[START Source records]

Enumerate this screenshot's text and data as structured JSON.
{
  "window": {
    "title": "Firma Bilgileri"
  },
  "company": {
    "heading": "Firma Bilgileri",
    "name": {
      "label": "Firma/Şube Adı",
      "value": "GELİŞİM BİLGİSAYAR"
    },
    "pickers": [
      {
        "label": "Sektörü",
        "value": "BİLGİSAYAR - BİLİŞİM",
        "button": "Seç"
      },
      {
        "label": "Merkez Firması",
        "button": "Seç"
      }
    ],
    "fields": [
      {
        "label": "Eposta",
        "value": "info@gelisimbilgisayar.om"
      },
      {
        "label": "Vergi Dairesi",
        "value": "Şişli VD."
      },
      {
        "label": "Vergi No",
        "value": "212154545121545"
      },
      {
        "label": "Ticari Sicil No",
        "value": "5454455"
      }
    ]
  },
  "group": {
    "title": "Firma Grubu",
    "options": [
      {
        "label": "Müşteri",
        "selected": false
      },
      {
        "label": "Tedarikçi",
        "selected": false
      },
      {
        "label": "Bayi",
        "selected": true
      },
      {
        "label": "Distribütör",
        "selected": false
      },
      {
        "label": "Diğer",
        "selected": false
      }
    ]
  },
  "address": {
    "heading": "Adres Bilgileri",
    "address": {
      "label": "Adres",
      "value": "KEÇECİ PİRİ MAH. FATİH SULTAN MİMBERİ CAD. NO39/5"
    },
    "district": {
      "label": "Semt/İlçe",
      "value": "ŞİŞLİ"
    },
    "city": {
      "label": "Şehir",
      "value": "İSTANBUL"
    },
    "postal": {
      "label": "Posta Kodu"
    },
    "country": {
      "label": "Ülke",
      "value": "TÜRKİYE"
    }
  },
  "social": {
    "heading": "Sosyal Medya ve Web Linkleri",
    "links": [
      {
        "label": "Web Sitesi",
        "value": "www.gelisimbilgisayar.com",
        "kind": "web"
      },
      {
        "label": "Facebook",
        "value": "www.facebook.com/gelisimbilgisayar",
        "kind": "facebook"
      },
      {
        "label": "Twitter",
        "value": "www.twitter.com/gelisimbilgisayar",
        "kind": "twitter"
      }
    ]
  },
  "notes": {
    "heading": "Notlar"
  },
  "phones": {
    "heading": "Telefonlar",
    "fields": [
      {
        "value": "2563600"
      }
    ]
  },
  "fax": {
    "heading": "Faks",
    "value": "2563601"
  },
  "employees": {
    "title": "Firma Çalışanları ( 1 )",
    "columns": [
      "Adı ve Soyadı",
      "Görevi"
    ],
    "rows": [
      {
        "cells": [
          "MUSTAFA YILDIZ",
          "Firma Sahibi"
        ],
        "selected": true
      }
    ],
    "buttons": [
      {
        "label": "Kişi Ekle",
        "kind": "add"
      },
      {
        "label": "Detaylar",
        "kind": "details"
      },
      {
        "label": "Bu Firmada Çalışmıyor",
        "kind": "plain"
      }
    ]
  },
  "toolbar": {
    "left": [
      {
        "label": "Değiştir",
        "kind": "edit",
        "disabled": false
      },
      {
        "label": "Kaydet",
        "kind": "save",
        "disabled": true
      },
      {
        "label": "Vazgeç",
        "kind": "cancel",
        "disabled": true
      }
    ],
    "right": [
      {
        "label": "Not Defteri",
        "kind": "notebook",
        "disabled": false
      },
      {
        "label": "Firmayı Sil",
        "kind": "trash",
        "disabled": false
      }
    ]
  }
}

[END Source records]

__Task statement__: Pick out and copy the lines of the entries that hold the string "kind".

__Finished answer__:
        "kind": "web"
        "kind": "facebook"
        "kind": "twitter"
        "kind": "add"
        "kind": "details"
        "kind": "plain"
        "kind": "edit",
        "kind": "save",
        "kind": "cancel",
        "kind": "notebook",
        "kind": "trash",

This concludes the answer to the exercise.